Do this —
Count how many lines hold the word "System" and give that number as the whole answer.

— START —

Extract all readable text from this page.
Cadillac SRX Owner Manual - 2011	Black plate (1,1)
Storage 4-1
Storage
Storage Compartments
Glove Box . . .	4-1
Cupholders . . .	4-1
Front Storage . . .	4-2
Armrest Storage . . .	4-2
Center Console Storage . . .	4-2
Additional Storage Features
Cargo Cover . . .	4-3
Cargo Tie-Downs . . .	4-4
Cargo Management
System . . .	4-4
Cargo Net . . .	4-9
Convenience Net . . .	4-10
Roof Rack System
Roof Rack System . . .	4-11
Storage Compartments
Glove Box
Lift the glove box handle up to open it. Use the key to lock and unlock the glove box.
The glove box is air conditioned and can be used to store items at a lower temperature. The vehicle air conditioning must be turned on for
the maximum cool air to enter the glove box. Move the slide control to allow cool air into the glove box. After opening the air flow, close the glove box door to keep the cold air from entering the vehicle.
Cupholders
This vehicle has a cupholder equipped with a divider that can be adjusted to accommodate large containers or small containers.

— END —

Problem solution —
3